# Aim
Report every line in the listing below where the string "新人直接买这个" shows up.

# Given data
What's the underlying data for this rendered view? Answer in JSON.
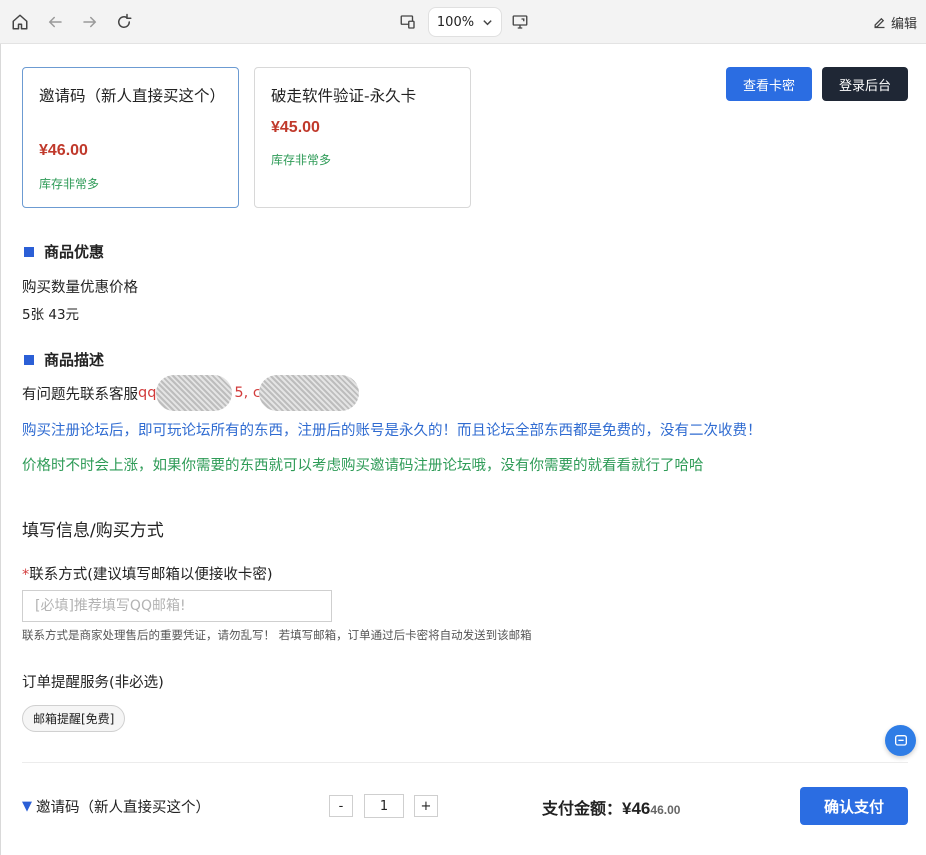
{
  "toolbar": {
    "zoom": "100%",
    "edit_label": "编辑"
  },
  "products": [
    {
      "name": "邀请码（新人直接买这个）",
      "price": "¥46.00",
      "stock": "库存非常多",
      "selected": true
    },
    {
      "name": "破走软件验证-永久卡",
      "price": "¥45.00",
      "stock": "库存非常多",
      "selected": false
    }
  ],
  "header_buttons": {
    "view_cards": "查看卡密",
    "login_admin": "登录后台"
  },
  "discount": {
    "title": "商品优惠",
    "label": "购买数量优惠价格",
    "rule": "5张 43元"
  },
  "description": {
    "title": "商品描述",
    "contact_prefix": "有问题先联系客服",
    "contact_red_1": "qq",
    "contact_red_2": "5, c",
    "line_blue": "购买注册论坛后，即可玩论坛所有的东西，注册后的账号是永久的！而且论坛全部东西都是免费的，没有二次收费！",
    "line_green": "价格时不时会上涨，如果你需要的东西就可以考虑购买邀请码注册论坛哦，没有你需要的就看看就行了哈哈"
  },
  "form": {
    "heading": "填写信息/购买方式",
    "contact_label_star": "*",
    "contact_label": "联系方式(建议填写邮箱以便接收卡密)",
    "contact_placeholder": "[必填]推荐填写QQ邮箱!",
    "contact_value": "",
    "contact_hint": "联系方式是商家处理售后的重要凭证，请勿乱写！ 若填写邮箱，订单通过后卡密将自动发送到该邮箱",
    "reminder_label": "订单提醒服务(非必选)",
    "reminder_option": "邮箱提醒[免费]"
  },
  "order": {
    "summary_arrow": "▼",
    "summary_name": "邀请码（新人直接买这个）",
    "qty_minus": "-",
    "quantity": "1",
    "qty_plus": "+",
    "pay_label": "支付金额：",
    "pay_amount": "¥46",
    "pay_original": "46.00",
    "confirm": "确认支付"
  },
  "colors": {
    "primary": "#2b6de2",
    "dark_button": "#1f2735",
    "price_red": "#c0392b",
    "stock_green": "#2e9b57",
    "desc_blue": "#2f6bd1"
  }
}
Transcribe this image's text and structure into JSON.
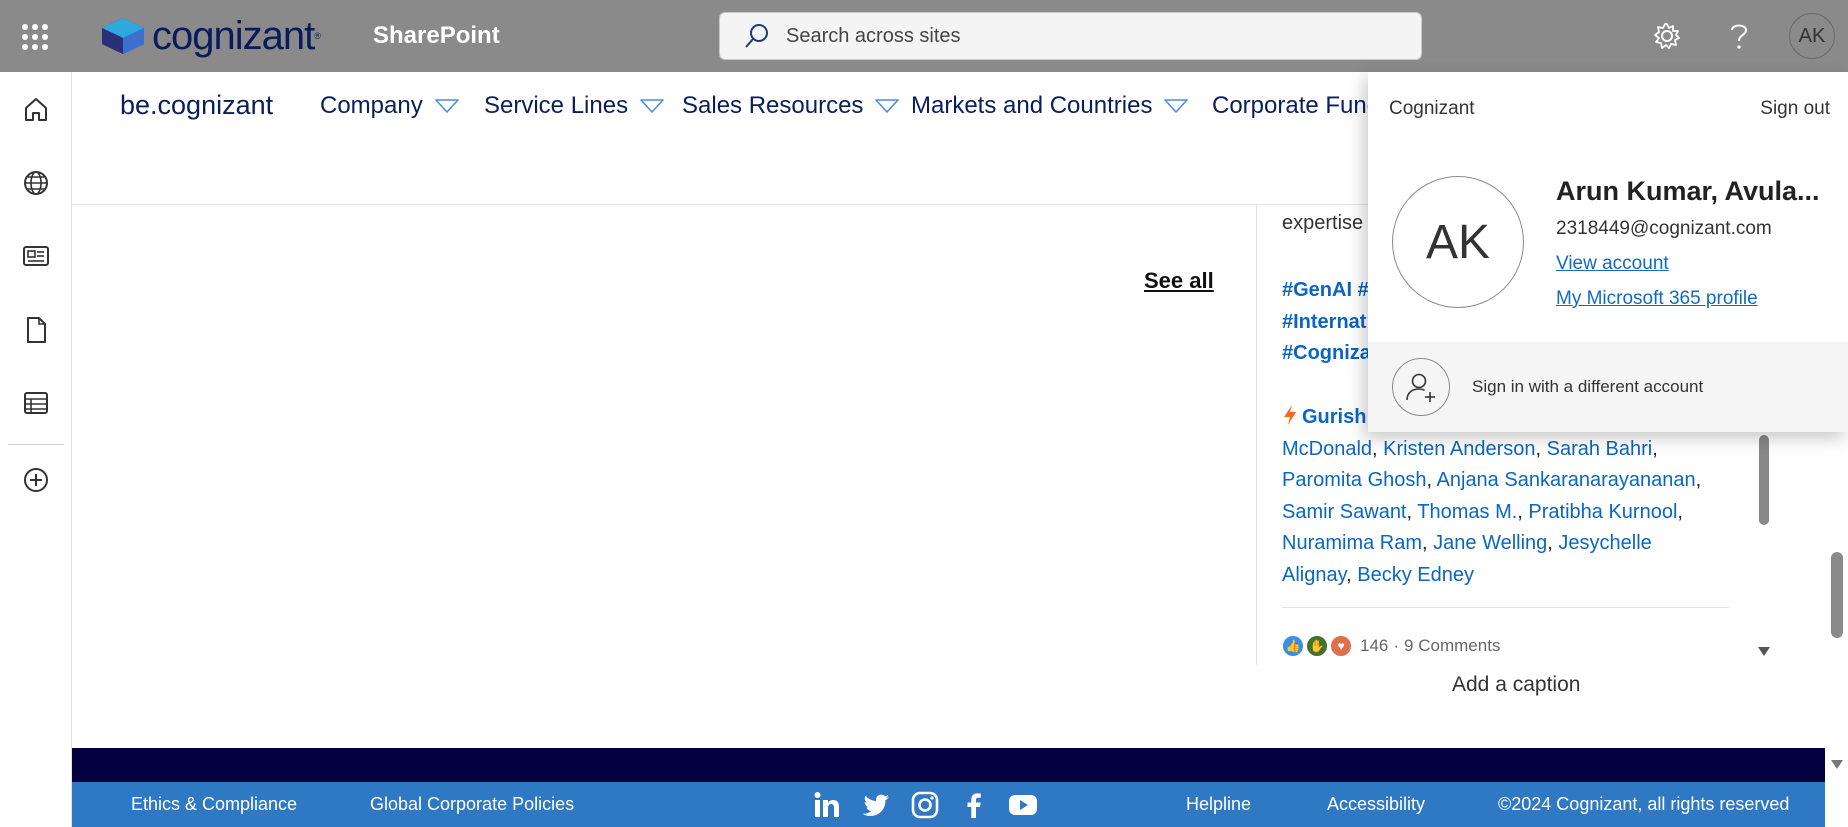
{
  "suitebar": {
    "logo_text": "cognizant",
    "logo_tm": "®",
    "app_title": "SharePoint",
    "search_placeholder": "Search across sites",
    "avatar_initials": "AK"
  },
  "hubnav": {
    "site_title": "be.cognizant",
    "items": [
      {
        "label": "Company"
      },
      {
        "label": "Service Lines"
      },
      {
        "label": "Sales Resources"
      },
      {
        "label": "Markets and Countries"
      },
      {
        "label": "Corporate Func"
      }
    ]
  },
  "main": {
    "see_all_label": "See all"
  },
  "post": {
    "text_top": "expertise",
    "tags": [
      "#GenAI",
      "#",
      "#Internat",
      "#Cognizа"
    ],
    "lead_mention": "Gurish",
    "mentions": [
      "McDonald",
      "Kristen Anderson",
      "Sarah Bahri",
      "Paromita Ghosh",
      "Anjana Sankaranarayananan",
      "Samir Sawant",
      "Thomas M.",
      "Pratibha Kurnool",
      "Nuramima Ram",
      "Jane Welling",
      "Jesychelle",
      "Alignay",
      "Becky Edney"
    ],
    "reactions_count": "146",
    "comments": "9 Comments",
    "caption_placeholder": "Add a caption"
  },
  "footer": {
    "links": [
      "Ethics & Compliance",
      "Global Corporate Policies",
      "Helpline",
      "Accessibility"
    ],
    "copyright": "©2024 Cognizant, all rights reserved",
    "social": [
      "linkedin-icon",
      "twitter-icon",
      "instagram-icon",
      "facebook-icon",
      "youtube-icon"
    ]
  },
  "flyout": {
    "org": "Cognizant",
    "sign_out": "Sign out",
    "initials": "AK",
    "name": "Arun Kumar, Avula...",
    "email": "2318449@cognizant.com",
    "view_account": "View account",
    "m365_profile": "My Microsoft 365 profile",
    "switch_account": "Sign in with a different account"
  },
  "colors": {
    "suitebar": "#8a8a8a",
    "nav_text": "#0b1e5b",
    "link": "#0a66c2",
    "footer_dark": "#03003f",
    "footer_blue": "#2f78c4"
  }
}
* * *
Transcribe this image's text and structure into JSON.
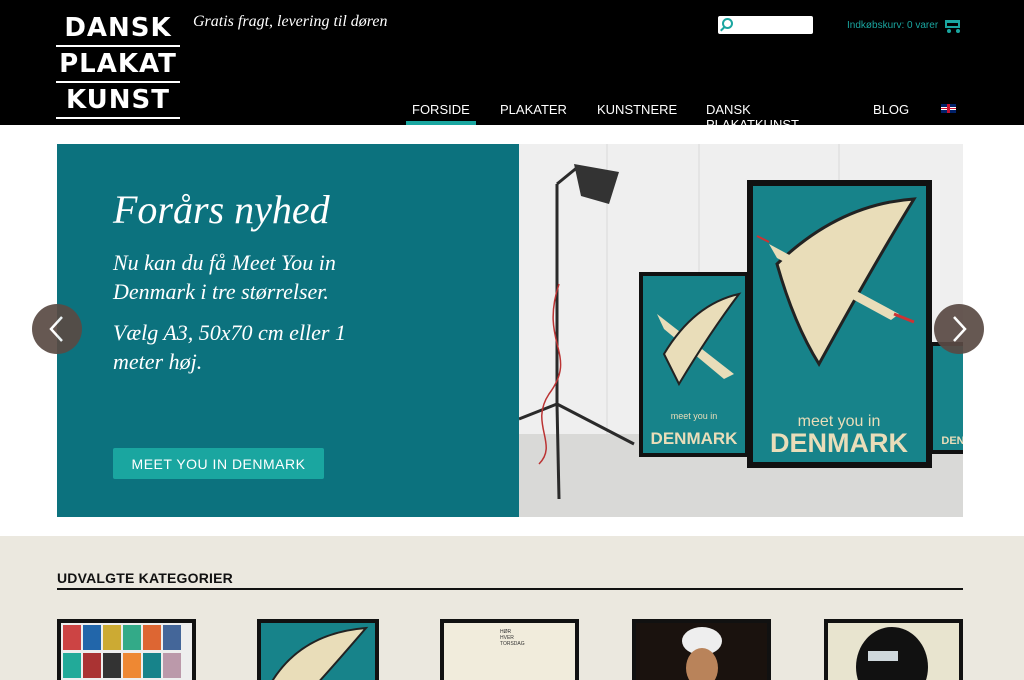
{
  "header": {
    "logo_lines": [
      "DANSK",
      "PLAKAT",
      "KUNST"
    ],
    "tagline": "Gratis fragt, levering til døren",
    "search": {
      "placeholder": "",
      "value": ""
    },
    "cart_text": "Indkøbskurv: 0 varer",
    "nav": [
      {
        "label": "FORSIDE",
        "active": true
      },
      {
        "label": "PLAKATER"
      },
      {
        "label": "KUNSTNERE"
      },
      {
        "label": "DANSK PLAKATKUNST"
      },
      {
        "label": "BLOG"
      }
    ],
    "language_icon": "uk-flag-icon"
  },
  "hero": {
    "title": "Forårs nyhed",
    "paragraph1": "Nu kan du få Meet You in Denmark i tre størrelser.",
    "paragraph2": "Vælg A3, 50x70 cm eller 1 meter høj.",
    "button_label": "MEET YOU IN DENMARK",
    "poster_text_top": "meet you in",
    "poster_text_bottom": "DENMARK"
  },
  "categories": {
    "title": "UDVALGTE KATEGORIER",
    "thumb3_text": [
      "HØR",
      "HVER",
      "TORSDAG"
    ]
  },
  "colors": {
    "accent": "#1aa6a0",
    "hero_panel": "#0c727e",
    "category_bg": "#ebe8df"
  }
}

# Solution for this task
      "name": "邀请码（新人直接买这个）",
    "summary_name": "邀请码（新人直接买这个）",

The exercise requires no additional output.